TASK STATEMENT:
Copy every line of the data that includes the string "口算训练".

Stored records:
========

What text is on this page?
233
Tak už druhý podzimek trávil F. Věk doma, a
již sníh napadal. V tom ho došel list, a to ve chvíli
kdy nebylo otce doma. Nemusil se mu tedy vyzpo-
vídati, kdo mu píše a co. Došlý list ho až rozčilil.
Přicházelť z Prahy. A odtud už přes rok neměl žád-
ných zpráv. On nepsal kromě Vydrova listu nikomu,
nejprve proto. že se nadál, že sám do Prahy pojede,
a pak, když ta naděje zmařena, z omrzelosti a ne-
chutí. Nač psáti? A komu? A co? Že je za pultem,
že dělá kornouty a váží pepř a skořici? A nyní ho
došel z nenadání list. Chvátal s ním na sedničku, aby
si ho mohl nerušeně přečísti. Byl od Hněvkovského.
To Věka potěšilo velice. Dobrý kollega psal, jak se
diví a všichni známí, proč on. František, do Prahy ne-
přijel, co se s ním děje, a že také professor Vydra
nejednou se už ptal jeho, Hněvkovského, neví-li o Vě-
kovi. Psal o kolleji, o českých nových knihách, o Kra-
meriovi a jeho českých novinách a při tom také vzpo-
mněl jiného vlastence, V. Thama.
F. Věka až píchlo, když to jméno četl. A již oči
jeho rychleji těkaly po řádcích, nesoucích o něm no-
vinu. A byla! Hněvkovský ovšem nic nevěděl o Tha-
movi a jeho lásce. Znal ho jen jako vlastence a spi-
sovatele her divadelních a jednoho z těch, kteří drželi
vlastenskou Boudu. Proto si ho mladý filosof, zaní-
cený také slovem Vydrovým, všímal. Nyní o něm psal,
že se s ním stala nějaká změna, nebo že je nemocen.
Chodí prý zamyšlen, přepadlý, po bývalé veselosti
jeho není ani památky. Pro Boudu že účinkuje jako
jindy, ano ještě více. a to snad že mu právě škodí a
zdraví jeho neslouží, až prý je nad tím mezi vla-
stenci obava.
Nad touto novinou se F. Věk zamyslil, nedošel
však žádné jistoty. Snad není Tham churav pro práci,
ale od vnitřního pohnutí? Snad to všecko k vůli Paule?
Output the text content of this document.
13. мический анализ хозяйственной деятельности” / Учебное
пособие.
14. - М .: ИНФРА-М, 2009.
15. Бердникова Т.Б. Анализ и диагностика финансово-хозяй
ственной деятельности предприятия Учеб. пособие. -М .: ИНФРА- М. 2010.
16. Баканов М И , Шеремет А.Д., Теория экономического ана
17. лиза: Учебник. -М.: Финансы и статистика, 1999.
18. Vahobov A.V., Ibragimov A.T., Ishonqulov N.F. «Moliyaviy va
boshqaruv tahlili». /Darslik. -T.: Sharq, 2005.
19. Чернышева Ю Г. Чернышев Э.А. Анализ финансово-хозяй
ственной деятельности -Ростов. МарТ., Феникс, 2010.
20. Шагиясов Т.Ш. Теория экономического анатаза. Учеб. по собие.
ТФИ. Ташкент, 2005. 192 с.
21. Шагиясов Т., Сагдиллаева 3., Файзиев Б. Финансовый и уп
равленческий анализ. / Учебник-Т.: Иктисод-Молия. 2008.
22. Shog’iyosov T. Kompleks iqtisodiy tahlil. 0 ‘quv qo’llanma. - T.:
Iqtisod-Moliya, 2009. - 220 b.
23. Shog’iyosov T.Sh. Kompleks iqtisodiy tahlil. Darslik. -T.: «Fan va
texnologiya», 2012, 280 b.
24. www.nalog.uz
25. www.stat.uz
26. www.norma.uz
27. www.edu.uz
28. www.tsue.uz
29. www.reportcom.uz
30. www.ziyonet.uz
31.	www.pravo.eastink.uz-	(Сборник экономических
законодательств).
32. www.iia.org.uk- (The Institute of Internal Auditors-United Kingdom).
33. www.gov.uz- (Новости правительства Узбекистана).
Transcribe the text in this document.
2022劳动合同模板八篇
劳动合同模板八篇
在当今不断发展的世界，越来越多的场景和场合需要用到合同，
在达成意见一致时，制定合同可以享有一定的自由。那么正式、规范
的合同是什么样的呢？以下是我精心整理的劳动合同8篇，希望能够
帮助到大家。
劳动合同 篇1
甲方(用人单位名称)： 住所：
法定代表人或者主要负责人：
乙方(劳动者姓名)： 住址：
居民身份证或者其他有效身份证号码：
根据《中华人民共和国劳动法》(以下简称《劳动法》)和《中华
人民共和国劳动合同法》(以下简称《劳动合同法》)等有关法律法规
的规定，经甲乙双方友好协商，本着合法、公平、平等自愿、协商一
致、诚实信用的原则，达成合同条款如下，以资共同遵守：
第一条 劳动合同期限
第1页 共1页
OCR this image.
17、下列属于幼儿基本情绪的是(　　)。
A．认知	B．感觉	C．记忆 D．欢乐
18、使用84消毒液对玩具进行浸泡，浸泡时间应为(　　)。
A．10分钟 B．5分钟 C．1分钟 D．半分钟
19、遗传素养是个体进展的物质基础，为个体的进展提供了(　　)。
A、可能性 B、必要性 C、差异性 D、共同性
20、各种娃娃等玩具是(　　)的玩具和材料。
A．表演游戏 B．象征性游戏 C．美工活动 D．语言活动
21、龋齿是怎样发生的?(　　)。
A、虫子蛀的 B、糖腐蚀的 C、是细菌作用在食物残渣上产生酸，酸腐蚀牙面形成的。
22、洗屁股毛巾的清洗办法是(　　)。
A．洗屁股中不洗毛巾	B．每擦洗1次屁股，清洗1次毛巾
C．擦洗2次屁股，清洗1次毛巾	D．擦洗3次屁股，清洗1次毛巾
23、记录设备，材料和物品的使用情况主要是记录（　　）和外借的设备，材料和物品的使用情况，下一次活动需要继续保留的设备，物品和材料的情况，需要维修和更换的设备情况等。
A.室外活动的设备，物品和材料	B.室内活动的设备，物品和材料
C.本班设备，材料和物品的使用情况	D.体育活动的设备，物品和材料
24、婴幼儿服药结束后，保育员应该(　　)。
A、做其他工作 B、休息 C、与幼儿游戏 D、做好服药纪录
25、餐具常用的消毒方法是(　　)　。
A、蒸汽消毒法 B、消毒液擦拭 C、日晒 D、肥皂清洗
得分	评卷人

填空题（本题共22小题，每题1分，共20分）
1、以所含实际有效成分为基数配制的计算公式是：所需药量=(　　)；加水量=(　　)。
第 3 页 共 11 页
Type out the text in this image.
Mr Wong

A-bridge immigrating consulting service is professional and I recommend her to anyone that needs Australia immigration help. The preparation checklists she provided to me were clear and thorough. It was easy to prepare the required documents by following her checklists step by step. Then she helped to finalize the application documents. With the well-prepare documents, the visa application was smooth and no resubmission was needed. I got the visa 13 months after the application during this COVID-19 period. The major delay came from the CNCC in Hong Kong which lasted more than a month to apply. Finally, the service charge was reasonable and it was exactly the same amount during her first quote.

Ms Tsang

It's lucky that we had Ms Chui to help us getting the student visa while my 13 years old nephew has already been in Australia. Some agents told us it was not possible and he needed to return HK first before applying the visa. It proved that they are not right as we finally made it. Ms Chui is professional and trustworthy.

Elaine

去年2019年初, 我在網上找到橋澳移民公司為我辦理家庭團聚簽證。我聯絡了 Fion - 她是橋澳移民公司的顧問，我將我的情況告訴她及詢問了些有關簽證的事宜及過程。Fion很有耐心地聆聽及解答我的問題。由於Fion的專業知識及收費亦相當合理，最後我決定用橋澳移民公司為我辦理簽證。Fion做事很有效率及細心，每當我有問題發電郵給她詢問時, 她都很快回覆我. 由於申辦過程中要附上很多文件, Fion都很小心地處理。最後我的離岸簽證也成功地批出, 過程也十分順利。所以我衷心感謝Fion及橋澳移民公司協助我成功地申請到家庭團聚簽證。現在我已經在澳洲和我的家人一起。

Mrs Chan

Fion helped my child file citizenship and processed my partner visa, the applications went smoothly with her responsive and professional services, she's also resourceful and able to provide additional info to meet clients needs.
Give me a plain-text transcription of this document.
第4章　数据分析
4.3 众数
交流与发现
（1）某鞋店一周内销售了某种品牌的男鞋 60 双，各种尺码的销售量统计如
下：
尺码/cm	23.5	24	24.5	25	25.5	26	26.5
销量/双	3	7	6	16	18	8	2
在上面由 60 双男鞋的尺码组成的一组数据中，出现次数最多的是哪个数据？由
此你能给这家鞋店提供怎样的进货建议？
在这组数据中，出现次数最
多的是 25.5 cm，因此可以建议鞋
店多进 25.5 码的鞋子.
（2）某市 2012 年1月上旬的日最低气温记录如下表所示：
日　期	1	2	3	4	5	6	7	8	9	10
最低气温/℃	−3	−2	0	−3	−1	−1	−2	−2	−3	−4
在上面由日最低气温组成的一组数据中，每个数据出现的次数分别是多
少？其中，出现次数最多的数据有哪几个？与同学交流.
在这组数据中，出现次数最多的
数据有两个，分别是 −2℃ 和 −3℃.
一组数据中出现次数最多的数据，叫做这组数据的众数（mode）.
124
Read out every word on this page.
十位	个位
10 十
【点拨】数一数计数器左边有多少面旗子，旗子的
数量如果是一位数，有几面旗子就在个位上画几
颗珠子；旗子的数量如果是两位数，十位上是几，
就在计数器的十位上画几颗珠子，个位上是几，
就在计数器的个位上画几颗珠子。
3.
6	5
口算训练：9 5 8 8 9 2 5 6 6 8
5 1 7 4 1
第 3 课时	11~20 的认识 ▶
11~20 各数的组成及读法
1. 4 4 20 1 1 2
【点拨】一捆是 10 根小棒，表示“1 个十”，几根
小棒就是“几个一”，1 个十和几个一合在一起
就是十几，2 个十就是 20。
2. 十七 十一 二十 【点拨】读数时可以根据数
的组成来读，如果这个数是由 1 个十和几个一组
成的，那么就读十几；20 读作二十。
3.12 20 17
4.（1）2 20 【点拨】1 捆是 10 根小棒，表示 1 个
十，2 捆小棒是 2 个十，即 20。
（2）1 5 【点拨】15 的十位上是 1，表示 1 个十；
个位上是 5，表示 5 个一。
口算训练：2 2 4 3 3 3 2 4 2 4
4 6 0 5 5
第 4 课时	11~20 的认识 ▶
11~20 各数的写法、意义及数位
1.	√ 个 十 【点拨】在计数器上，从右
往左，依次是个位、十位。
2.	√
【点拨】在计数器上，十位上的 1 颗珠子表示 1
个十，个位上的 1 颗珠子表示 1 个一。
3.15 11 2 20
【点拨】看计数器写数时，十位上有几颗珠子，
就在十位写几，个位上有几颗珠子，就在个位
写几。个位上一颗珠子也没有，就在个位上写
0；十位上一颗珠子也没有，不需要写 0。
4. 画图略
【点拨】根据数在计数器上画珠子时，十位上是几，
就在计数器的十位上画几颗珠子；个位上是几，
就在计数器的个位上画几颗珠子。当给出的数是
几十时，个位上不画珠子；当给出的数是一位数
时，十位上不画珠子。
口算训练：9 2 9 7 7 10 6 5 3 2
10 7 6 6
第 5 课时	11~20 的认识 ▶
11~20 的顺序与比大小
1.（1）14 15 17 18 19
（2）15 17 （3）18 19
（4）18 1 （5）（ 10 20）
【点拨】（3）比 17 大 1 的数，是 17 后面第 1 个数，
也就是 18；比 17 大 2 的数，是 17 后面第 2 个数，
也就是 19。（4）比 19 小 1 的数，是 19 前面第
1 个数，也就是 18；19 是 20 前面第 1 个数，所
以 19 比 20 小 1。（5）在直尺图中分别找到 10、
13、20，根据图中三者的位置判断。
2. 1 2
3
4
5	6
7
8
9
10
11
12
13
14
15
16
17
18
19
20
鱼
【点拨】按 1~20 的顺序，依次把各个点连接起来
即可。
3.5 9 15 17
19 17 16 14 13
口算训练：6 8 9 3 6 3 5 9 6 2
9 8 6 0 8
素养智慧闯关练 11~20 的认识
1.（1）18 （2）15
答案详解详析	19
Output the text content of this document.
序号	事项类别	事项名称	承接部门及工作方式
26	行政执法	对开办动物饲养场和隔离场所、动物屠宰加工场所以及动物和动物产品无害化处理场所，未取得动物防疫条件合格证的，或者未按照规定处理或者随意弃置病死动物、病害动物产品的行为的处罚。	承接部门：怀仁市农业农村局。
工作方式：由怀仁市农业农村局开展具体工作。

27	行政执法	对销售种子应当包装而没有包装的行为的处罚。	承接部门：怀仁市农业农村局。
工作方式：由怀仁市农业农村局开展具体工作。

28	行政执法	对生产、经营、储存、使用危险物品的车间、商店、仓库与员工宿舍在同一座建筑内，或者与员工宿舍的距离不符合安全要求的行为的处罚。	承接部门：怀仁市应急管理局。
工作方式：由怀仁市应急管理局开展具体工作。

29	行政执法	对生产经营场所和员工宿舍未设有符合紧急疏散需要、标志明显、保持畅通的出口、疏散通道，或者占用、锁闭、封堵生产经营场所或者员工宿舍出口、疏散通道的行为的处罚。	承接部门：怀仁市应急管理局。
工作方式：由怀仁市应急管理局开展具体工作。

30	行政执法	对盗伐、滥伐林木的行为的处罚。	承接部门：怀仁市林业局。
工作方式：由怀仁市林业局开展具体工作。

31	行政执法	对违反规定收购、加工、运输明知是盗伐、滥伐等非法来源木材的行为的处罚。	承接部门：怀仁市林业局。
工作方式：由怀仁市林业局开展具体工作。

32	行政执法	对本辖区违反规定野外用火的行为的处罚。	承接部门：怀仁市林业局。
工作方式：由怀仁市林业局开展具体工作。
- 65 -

========

TASK RESPONSE:
口算训练：9 5 8 8 9 2 5 6 6 8
口算训练：2 2 4 3 3 3 2 4 2 4
口算训练：9 2 9 7 7 10 6 5 3 2
口算训练：6 8 9 3 6 3 5 9 6 2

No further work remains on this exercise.